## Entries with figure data
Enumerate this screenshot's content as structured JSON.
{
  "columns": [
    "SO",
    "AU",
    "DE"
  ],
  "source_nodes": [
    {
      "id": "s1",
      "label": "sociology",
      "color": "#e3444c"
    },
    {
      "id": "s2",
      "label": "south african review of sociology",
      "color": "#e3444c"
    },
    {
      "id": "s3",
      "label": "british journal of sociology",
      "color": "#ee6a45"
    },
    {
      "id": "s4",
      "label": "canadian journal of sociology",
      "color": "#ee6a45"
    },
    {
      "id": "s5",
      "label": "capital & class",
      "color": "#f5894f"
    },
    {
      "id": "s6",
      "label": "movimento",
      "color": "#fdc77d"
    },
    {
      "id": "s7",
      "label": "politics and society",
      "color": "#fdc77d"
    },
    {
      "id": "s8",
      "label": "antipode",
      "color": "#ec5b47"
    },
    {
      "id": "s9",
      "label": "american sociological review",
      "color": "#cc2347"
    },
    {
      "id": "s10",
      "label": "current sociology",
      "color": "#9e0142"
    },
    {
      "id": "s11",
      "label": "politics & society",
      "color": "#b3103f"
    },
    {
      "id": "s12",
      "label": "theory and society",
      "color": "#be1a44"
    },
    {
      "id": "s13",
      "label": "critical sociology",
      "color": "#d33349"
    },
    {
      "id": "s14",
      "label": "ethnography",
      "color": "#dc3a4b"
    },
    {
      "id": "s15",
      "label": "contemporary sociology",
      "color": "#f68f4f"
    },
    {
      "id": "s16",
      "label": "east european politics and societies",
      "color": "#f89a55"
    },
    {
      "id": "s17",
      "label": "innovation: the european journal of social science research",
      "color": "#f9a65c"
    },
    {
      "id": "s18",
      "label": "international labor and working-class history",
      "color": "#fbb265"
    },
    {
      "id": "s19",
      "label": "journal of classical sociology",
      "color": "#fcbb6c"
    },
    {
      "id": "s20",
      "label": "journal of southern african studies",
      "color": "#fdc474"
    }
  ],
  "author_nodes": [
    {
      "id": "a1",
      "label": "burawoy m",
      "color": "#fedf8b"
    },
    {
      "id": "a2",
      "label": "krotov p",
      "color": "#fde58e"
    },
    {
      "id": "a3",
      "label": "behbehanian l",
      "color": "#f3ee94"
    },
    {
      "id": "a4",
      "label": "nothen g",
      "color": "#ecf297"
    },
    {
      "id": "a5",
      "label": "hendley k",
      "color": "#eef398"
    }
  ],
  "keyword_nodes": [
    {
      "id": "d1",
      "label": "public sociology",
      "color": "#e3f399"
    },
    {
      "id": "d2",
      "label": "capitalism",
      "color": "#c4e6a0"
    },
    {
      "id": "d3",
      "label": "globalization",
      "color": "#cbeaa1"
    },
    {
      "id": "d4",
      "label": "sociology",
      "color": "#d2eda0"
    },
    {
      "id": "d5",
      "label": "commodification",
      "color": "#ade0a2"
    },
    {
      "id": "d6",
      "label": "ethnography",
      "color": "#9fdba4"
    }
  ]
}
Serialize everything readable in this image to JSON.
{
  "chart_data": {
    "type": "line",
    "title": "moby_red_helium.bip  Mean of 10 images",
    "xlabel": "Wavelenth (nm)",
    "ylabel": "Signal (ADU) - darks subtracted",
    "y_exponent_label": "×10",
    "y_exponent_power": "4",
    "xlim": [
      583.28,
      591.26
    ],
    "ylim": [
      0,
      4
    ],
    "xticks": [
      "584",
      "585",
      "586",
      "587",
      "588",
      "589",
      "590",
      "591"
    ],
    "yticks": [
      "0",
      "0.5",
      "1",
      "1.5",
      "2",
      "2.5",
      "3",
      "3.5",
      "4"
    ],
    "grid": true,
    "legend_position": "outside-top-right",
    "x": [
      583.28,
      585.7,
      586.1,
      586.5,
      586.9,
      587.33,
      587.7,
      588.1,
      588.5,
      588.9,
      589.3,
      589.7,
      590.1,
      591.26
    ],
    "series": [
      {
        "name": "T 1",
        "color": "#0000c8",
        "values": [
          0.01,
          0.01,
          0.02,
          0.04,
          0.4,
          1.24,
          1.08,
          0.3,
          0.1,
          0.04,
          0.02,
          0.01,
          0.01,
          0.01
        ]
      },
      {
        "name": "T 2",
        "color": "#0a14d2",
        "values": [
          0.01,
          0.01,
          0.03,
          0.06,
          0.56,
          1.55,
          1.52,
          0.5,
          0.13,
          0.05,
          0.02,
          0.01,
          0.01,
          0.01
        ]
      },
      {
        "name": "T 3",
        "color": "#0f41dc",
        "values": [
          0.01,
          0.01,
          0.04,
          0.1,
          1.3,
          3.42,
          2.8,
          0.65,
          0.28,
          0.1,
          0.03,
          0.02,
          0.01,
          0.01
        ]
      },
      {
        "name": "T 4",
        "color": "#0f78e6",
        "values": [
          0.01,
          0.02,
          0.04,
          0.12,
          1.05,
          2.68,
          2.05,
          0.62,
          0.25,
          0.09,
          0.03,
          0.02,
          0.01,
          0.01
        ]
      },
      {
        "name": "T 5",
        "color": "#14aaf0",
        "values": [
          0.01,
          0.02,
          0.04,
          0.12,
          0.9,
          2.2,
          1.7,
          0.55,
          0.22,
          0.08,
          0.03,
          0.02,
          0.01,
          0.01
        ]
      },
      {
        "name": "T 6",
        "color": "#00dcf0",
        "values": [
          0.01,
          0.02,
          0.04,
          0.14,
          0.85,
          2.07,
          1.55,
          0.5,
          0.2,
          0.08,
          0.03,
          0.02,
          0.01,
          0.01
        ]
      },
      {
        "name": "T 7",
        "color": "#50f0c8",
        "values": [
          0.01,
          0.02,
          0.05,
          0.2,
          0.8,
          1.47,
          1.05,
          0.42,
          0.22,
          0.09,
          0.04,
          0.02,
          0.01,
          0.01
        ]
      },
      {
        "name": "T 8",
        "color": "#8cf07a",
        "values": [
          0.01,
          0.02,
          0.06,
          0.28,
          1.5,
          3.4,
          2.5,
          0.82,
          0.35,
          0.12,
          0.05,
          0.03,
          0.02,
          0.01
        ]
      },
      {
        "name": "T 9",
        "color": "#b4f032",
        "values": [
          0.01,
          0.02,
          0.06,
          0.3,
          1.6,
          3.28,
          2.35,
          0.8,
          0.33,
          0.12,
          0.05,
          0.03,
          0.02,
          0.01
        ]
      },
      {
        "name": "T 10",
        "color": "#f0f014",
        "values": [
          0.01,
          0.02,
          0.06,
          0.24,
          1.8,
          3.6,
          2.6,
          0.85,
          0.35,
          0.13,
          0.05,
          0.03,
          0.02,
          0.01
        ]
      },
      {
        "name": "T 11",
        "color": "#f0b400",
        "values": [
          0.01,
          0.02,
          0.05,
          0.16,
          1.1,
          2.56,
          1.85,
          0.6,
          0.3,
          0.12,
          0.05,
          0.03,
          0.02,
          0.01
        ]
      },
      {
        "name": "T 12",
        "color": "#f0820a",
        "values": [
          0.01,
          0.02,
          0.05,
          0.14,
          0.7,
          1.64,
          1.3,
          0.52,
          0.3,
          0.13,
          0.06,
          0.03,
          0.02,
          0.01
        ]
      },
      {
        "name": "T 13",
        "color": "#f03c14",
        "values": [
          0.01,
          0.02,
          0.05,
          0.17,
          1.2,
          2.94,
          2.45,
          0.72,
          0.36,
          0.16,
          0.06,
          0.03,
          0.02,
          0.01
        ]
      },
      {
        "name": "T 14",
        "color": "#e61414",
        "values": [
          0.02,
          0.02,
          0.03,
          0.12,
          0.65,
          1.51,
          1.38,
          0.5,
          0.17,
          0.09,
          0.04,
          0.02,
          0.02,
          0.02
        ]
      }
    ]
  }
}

## TASK STATEMENT
Repeat the listing above without any change.

## EXERCISE RESPONSE
Enumerate this screenshot's content as structured JSON.
{
  "columns": [
    "SO",
    "AU",
    "DE"
  ],
  "source_nodes": [
    {
      "id": "s1",
      "label": "sociology",
      "color": "#e3444c"
    },
    {
      "id": "s2",
      "label": "south african review of sociology",
      "color": "#e3444c"
    },
    {
      "id": "s3",
      "label": "british journal of sociology",
      "color": "#ee6a45"
    },
    {
      "id": "s4",
      "label": "canadian journal of sociology",
      "color": "#ee6a45"
    },
    {
      "id": "s5",
      "label": "capital & class",
      "color": "#f5894f"
    },
    {
      "id": "s6",
      "label": "movimento",
      "color": "#fdc77d"
    },
    {
      "id": "s7",
      "label": "politics and society",
      "color": "#fdc77d"
    },
    {
      "id": "s8",
      "label": "antipode",
      "color": "#ec5b47"
    },
    {
      "id": "s9",
      "label": "american sociological review",
      "color": "#cc2347"
    },
    {
      "id": "s10",
      "label": "current sociology",
      "color": "#9e0142"
    },
    {
      "id": "s11",
      "label": "politics & society",
      "color": "#b3103f"
    },
    {
      "id": "s12",
      "label": "theory and society",
      "color": "#be1a44"
    },
    {
      "id": "s13",
      "label": "critical sociology",
      "color": "#d33349"
    },
    {
      "id": "s14",
      "label": "ethnography",
      "color": "#dc3a4b"
    },
    {
      "id": "s15",
      "label": "contemporary sociology",
      "color": "#f68f4f"
    },
    {
      "id": "s16",
      "label": "east european politics and societies",
      "color": "#f89a55"
    },
    {
      "id": "s17",
      "label": "innovation: the european journal of social science research",
      "color": "#f9a65c"
    },
    {
      "id": "s18",
      "label": "international labor and working-class history",
      "color": "#fbb265"
    },
    {
      "id": "s19",
      "label": "journal of classical sociology",
      "color": "#fcbb6c"
    },
    {
      "id": "s20",
      "label": "journal of southern african studies",
      "color": "#fdc474"
    }
  ],
  "author_nodes": [
    {
      "id": "a1",
      "label": "burawoy m",
      "color": "#fedf8b"
    },
    {
      "id": "a2",
      "label": "krotov p",
      "color": "#fde58e"
    },
    {
      "id": "a3",
      "label": "behbehanian l",
      "color": "#f3ee94"
    },
    {
      "id": "a4",
      "label": "nothen g",
      "color": "#ecf297"
    },
    {
      "id": "a5",
      "label": "hendley k",
      "color": "#eef398"
    }
  ],
  "keyword_nodes": [
    {
      "id": "d1",
      "label": "public sociology",
      "color": "#e3f399"
    },
    {
      "id": "d2",
      "label": "capitalism",
      "color": "#c4e6a0"
    },
    {
      "id": "d3",
      "label": "globalization",
      "color": "#cbeaa1"
    },
    {
      "id": "d4",
      "label": "sociology",
      "color": "#d2eda0"
    },
    {
      "id": "d5",
      "label": "commodification",
      "color": "#ade0a2"
    },
    {
      "id": "d6",
      "label": "ethnography",
      "color": "#9fdba4"
    }
  ]
}
Serialize everything readable in this image to JSON.
{
  "chart_data": {
    "type": "line",
    "title": "moby_red_helium.bip  Mean of 10 images",
    "xlabel": "Wavelenth (nm)",
    "ylabel": "Signal (ADU) - darks subtracted",
    "y_exponent_label": "×10",
    "y_exponent_power": "4",
    "xlim": [
      583.28,
      591.26
    ],
    "ylim": [
      0,
      4
    ],
    "xticks": [
      "584",
      "585",
      "586",
      "587",
      "588",
      "589",
      "590",
      "591"
    ],
    "yticks": [
      "0",
      "0.5",
      "1",
      "1.5",
      "2",
      "2.5",
      "3",
      "3.5",
      "4"
    ],
    "grid": true,
    "legend_position": "outside-top-right",
    "x": [
      583.28,
      585.7,
      586.1,
      586.5,
      586.9,
      587.33,
      587.7,
      588.1,
      588.5,
      588.9,
      589.3,
      589.7,
      590.1,
      591.26
    ],
    "series": [
      {
        "name": "T 1",
        "color": "#0000c8",
        "values": [
          0.01,
          0.01,
          0.02,
          0.04,
          0.4,
          1.24,
          1.08,
          0.3,
          0.1,
          0.04,
          0.02,
          0.01,
          0.01,
          0.01
        ]
      },
      {
        "name": "T 2",
        "color": "#0a14d2",
        "values": [
          0.01,
          0.01,
          0.03,
          0.06,
          0.56,
          1.55,
          1.52,
          0.5,
          0.13,
          0.05,
          0.02,
          0.01,
          0.01,
          0.01
        ]
      },
      {
        "name": "T 3",
        "color": "#0f41dc",
        "values": [
          0.01,
          0.01,
          0.04,
          0.1,
          1.3,
          3.42,
          2.8,
          0.65,
          0.28,
          0.1,
          0.03,
          0.02,
          0.01,
          0.01
        ]
      },
      {
        "name": "T 4",
        "color": "#0f78e6",
        "values": [
          0.01,
          0.02,
          0.04,
          0.12,
          1.05,
          2.68,
          2.05,
          0.62,
          0.25,
          0.09,
          0.03,
          0.02,
          0.01,
          0.01
        ]
      },
      {
        "name": "T 5",
        "color": "#14aaf0",
        "values": [
          0.01,
          0.02,
          0.04,
          0.12,
          0.9,
          2.2,
          1.7,
          0.55,
          0.22,
          0.08,
          0.03,
          0.02,
          0.01,
          0.01
        ]
      },
      {
        "name": "T 6",
        "color": "#00dcf0",
        "values": [
          0.01,
          0.02,
          0.04,
          0.14,
          0.85,
          2.07,
          1.55,
          0.5,
          0.2,
          0.08,
          0.03,
          0.02,
          0.01,
          0.01
        ]
      },
      {
        "name": "T 7",
        "color": "#50f0c8",
        "values": [
          0.01,
          0.02,
          0.05,
          0.2,
          0.8,
          1.47,
          1.05,
          0.42,
          0.22,
          0.09,
          0.04,
          0.02,
          0.01,
          0.01
        ]
      },
      {
        "name": "T 8",
        "color": "#8cf07a",
        "values": [
          0.01,
          0.02,
          0.06,
          0.28,
          1.5,
          3.4,
          2.5,
          0.82,
          0.35,
          0.12,
          0.05,
          0.03,
          0.02,
          0.01
        ]
      },
      {
        "name": "T 9",
        "color": "#b4f032",
        "values": [
          0.01,
          0.02,
          0.06,
          0.3,
          1.6,
          3.28,
          2.35,
          0.8,
          0.33,
          0.12,
          0.05,
          0.03,
          0.02,
          0.01
        ]
      },
      {
        "name": "T 10",
        "color": "#f0f014",
        "values": [
          0.01,
          0.02,
          0.06,
          0.24,
          1.8,
          3.6,
          2.6,
          0.85,
          0.35,
          0.13,
          0.05,
          0.03,
          0.02,
          0.01
        ]
      },
      {
        "name": "T 11",
        "color": "#f0b400",
        "values": [
          0.01,
          0.02,
          0.05,
          0.16,
          1.1,
          2.56,
          1.85,
          0.6,
          0.3,
          0.12,
          0.05,
          0.03,
          0.02,
          0.01
        ]
      },
      {
        "name": "T 12",
        "color": "#f0820a",
        "values": [
          0.01,
          0.02,
          0.05,
          0.14,
          0.7,
          1.64,
          1.3,
          0.52,
          0.3,
          0.13,
          0.06,
          0.03,
          0.02,
          0.01
        ]
      },
      {
        "name": "T 13",
        "color": "#f03c14",
        "values": [
          0.01,
          0.02,
          0.05,
          0.17,
          1.2,
          2.94,
          2.45,
          0.72,
          0.36,
          0.16,
          0.06,
          0.03,
          0.02,
          0.01
        ]
      },
      {
        "name": "T 14",
        "color": "#e61414",
        "values": [
          0.02,
          0.02,
          0.03,
          0.12,
          0.65,
          1.51,
          1.38,
          0.5,
          0.17,
          0.09,
          0.04,
          0.02,
          0.02,
          0.02
        ]
      }
    ]
  }
}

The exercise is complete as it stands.